> _PROBLEM TO SOLVE_: Wherever a line holds the string "白求恩奖章", copy that line.

> _MATERIAL PROVIDED_:
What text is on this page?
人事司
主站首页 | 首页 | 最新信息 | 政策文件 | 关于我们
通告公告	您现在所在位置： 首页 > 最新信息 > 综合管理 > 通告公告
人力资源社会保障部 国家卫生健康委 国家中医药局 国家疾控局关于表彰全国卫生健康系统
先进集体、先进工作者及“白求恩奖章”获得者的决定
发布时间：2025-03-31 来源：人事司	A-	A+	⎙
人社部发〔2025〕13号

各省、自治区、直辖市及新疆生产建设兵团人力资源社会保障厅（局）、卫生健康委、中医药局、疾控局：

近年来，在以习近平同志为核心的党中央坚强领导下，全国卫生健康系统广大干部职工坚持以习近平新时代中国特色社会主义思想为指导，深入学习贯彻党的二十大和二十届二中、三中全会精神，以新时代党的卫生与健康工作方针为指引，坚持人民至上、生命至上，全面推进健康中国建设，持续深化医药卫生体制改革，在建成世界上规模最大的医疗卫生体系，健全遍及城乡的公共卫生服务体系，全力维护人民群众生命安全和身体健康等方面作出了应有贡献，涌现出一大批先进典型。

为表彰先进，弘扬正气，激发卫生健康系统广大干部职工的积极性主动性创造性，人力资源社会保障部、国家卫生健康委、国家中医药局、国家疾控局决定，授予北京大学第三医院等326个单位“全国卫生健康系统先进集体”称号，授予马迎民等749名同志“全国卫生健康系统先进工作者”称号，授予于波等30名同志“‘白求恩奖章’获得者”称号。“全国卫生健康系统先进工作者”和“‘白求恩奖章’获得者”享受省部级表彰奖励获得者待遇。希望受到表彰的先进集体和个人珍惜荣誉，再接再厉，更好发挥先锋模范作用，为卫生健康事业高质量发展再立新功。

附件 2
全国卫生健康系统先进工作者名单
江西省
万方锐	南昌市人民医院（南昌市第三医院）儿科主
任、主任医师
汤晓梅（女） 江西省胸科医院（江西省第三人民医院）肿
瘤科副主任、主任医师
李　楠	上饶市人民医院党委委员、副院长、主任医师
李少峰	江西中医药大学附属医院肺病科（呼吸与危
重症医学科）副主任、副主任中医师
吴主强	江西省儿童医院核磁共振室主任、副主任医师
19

> _THE RESPONSE_:
先进集体、先进工作者及“白求恩奖章”获得者的决定
为表彰先进，弘扬正气，激发卫生健康系统广大干部职工的积极性主动性创造性，人力资源社会保障部、国家卫生健康委、国家中医药局、国家疾控局决定，授予北京大学第三医院等326个单位“全国卫生健康系统先进集体”称号，授予马迎民等749名同志“全国卫生健康系统先进工作者”称号，授予于波等30名同志“‘白求恩奖章’获得者”称号。“全国卫生健康系统先进工作者”和“‘白求恩奖章’获得者”享受省部级表彰奖励获得者待遇。希望受到表彰的先进集体和个人珍惜荣誉，再接再厉，更好发挥先锋模范作用，为卫生健康事业高质量发展再立新功。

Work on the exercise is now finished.